Stated exercise:
For the entries that follow, tally the lines holding the string "this". Give the total and nothing else.

Information given:
_ _ _ _

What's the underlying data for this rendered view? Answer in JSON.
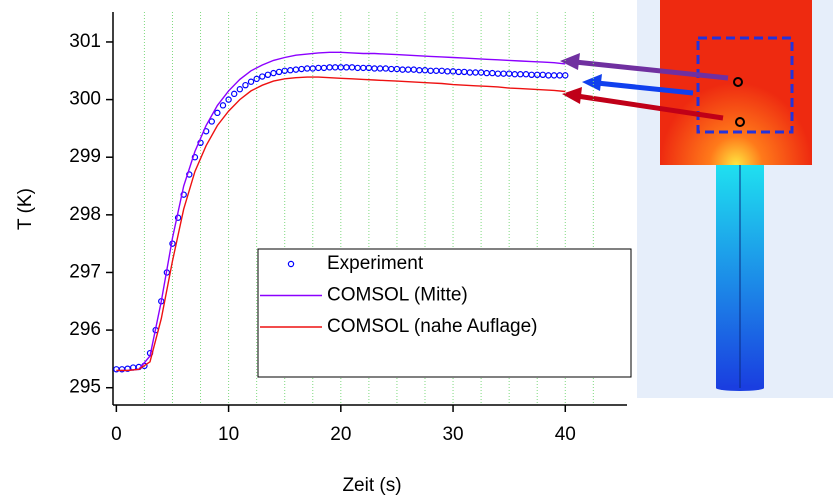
{
  "chart_data": {
    "type": "line",
    "x_label": "Zeit (s)",
    "y_label": "T (K)",
    "xlim": [
      -0.3,
      45.5
    ],
    "ylim": [
      294.7,
      301.52
    ],
    "xticks": [
      0,
      10,
      20,
      30,
      40
    ],
    "yticks": [
      295,
      296,
      297,
      298,
      299,
      300,
      301
    ],
    "vertical_gridlines": [
      2.5,
      5,
      7.5,
      10,
      12.5,
      15,
      17.5,
      20,
      22.5,
      25,
      27.5,
      30,
      32.5,
      35,
      37.5,
      40,
      42.5
    ],
    "grid_color": "#7fd97f",
    "legend": "lower right",
    "series": [
      {
        "name": "Experiment",
        "color": "#0000ff",
        "marker": "circle",
        "x": [
          0,
          0.5,
          1,
          1.5,
          2,
          2.5,
          3,
          3.5,
          4,
          4.5,
          5,
          5.5,
          6,
          6.5,
          7,
          7.5,
          8,
          8.5,
          9,
          9.5,
          10,
          10.5,
          11,
          11.5,
          12,
          12.5,
          13,
          13.5,
          14,
          14.5,
          15,
          15.5,
          16,
          16.5,
          17,
          17.5,
          18,
          18.5,
          19,
          19.5,
          20,
          20.5,
          21,
          21.5,
          22,
          22.5,
          23,
          23.5,
          24,
          24.5,
          25,
          25.5,
          26,
          26.5,
          27,
          27.5,
          28,
          28.5,
          29,
          29.5,
          30,
          30.5,
          31,
          31.5,
          32,
          32.5,
          33,
          33.5,
          34,
          34.5,
          35,
          35.5,
          36,
          36.5,
          37,
          37.5,
          38,
          38.5,
          39,
          39.5,
          40
        ],
        "values": [
          295.32,
          295.32,
          295.33,
          295.35,
          295.36,
          295.38,
          295.6,
          296.0,
          296.5,
          297.0,
          297.5,
          297.95,
          298.35,
          298.7,
          299.0,
          299.25,
          299.45,
          299.62,
          299.77,
          299.9,
          300.0,
          300.1,
          300.18,
          300.25,
          300.31,
          300.36,
          300.4,
          300.43,
          300.46,
          300.48,
          300.5,
          300.51,
          300.52,
          300.53,
          300.54,
          300.54,
          300.55,
          300.55,
          300.56,
          300.56,
          300.56,
          300.56,
          300.56,
          300.55,
          300.55,
          300.55,
          300.54,
          300.54,
          300.54,
          300.53,
          300.53,
          300.52,
          300.52,
          300.52,
          300.51,
          300.51,
          300.5,
          300.5,
          300.5,
          300.49,
          300.49,
          300.48,
          300.48,
          300.47,
          300.47,
          300.47,
          300.46,
          300.46,
          300.45,
          300.45,
          300.45,
          300.44,
          300.44,
          300.44,
          300.43,
          300.43,
          300.43,
          300.42,
          300.42,
          300.42,
          300.42
        ]
      },
      {
        "name": "COMSOL (Mitte)",
        "color": "#8b00ff",
        "marker": "line",
        "x": [
          0,
          1,
          2,
          3,
          4,
          5,
          6,
          7,
          8,
          9,
          10,
          11,
          12,
          13,
          14,
          15,
          16,
          17,
          18,
          19,
          20,
          21,
          22,
          23,
          24,
          25,
          26,
          27,
          28,
          29,
          30,
          31,
          32,
          33,
          34,
          35,
          36,
          37,
          38,
          39,
          40
        ],
        "values": [
          295.3,
          295.3,
          295.32,
          295.55,
          296.5,
          297.6,
          298.5,
          299.1,
          299.55,
          299.9,
          300.15,
          300.35,
          300.5,
          300.6,
          300.68,
          300.73,
          300.77,
          300.79,
          300.81,
          300.82,
          300.82,
          300.81,
          300.8,
          300.8,
          300.79,
          300.78,
          300.77,
          300.76,
          300.75,
          300.74,
          300.73,
          300.72,
          300.71,
          300.7,
          300.69,
          300.68,
          300.67,
          300.66,
          300.65,
          300.64,
          300.62
        ]
      },
      {
        "name": "COMSOL (nahe Auflage)",
        "color": "#ee1111",
        "marker": "line",
        "x": [
          0,
          1,
          2,
          3,
          4,
          5,
          6,
          7,
          8,
          9,
          10,
          11,
          12,
          13,
          14,
          15,
          16,
          17,
          18,
          19,
          20,
          21,
          22,
          23,
          24,
          25,
          26,
          27,
          28,
          29,
          30,
          31,
          32,
          33,
          34,
          35,
          36,
          37,
          38,
          39,
          40
        ],
        "values": [
          295.3,
          295.3,
          295.32,
          295.45,
          296.2,
          297.2,
          298.1,
          298.75,
          299.2,
          299.55,
          299.8,
          300.0,
          300.15,
          300.25,
          300.32,
          300.36,
          300.38,
          300.39,
          300.39,
          300.38,
          300.37,
          300.36,
          300.35,
          300.34,
          300.33,
          300.32,
          300.31,
          300.3,
          300.29,
          300.28,
          300.26,
          300.25,
          300.24,
          300.23,
          300.22,
          300.2,
          300.19,
          300.18,
          300.17,
          300.16,
          300.14
        ]
      }
    ]
  }
}
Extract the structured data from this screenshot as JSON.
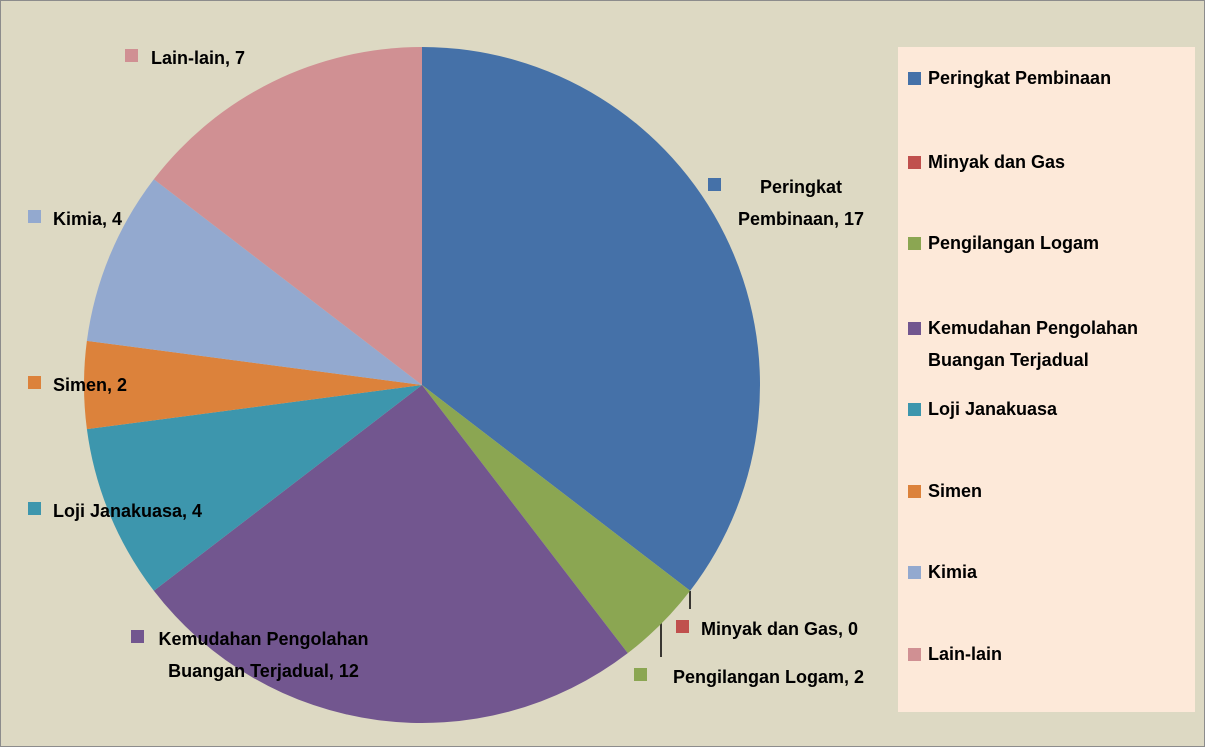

_ _ _ _

Reply to the exercise:
2